Dataset entries
---

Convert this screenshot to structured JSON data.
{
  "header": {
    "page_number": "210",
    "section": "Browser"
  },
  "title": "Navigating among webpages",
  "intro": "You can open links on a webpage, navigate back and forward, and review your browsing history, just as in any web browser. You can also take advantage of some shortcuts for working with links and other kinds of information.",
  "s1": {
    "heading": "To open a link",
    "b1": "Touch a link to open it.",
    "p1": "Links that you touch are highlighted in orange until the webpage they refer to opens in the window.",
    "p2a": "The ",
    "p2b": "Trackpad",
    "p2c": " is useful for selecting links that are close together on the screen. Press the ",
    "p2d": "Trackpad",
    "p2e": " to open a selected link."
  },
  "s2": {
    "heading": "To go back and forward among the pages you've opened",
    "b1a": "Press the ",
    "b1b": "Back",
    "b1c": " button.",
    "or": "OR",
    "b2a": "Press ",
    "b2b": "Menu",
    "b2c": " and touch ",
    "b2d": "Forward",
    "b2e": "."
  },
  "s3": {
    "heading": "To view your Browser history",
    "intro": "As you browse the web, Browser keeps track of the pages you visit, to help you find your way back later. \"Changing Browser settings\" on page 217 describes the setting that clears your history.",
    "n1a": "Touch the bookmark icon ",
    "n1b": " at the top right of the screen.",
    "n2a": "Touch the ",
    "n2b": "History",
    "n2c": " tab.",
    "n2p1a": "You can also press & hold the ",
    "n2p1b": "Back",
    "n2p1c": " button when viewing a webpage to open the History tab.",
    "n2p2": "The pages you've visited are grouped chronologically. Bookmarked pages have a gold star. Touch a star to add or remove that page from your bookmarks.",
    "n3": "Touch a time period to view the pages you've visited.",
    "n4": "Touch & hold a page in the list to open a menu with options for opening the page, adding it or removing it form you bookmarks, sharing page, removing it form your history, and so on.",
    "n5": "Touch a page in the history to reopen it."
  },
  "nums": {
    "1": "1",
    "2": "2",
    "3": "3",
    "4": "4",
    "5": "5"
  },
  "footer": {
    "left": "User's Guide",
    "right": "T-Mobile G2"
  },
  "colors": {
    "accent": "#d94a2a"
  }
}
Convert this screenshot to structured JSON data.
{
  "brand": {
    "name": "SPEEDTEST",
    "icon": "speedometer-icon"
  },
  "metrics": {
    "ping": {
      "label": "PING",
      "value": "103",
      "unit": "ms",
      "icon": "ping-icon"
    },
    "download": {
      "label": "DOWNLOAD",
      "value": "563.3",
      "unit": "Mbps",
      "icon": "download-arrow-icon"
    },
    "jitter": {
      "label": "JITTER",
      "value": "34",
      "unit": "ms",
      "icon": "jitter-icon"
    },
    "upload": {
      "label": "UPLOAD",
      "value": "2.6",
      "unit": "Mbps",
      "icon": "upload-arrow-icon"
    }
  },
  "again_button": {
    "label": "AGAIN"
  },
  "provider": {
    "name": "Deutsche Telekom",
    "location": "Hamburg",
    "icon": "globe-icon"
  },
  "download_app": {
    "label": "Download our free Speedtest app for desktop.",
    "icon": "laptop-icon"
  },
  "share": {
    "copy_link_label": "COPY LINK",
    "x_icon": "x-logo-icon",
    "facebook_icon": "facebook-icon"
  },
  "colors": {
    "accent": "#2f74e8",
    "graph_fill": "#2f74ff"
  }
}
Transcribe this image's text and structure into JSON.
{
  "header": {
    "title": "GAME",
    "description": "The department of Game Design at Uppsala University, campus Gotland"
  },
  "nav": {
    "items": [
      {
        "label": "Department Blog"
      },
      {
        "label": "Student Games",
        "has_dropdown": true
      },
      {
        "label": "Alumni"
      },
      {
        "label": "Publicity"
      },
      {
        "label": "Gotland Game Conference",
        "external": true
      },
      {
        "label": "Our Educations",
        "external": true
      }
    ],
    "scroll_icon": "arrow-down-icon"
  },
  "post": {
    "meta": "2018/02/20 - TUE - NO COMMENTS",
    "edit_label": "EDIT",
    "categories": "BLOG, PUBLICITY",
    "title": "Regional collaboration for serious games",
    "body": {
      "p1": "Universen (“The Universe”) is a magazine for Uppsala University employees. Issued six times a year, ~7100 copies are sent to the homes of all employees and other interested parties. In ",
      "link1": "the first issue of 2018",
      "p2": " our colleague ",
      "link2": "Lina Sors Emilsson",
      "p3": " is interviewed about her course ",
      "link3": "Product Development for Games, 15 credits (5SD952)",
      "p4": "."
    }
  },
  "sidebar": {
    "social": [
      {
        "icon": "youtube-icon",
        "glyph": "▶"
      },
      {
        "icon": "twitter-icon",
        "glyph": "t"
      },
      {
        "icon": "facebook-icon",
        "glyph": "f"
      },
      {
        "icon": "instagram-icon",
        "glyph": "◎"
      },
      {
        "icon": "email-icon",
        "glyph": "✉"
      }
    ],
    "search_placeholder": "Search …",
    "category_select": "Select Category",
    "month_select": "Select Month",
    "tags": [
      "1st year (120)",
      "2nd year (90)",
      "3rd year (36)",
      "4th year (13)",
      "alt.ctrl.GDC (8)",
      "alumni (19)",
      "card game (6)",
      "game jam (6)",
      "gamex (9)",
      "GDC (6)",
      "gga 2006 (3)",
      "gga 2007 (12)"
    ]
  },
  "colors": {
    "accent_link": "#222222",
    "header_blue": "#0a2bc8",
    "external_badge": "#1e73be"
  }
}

---

> The request
Report only a number: how many lines in the material above contain the string "intro".

> Correct result
2